**** DATASET EXTRACT ****

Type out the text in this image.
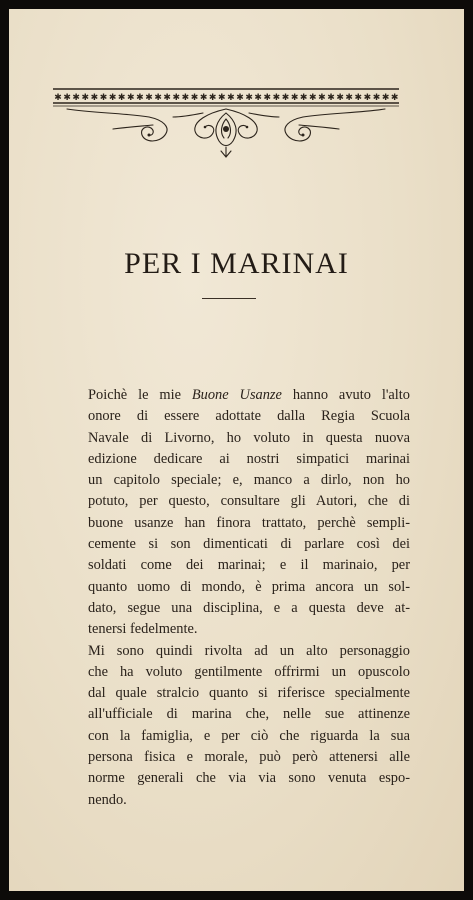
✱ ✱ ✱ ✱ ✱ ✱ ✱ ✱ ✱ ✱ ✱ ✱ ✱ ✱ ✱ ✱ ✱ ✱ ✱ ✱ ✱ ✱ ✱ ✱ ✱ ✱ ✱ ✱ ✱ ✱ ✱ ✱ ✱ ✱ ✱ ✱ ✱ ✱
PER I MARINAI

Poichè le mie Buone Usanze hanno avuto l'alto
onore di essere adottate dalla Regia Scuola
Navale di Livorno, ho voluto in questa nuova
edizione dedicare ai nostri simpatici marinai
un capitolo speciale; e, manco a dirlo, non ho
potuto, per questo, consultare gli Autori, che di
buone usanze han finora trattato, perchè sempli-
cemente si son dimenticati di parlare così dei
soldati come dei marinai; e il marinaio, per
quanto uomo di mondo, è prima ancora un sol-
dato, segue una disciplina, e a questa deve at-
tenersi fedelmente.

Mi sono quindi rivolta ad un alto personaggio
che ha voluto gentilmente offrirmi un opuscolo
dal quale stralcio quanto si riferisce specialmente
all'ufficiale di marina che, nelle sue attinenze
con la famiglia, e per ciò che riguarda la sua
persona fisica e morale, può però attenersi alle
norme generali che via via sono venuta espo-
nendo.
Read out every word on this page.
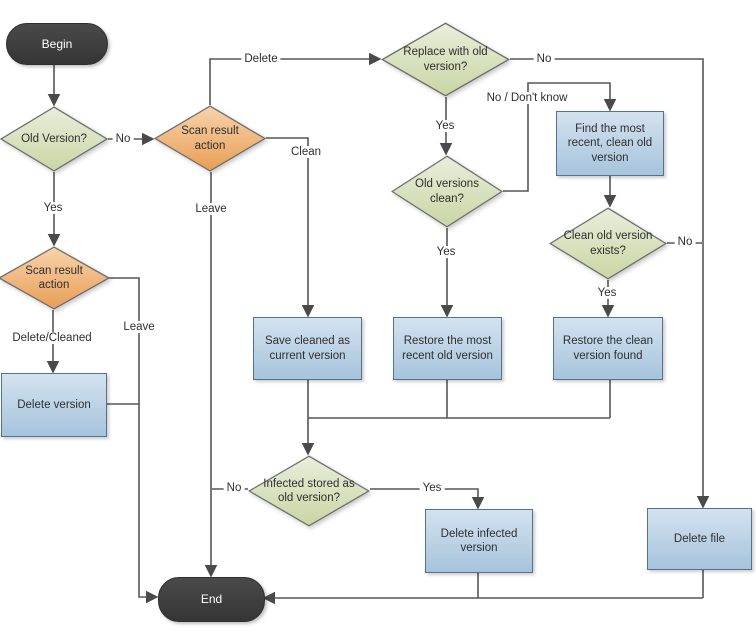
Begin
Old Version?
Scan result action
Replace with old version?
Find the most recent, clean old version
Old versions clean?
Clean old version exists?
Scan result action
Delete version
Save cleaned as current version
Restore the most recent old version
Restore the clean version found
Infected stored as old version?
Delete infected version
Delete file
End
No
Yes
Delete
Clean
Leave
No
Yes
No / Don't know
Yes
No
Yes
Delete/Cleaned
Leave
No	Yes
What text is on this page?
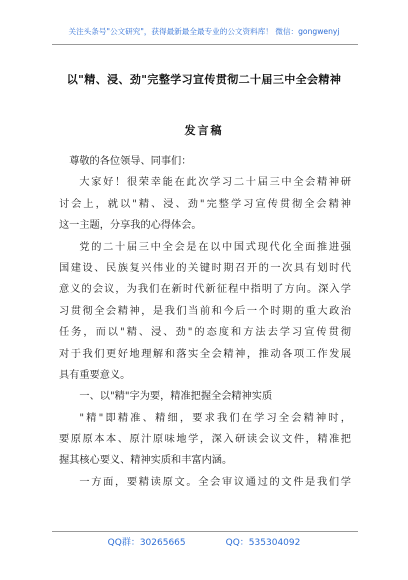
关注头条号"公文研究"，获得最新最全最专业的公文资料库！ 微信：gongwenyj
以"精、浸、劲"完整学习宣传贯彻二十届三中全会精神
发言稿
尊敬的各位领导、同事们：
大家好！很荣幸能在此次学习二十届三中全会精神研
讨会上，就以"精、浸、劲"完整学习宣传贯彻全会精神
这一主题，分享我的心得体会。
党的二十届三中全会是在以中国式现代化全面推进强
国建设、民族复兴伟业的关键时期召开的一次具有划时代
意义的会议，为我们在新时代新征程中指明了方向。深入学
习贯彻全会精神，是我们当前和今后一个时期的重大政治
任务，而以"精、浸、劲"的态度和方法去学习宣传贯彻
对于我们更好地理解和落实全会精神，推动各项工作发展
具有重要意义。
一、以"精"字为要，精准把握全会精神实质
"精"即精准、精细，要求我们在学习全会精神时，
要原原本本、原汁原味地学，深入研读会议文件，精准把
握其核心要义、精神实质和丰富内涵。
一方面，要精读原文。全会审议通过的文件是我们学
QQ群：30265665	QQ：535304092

****

*DO THIS*
Check every line of the data, and copy the ones that contain "most".

*FINISHED EXERCISE*
Find the most recent, clean old version
Restore the most recent old version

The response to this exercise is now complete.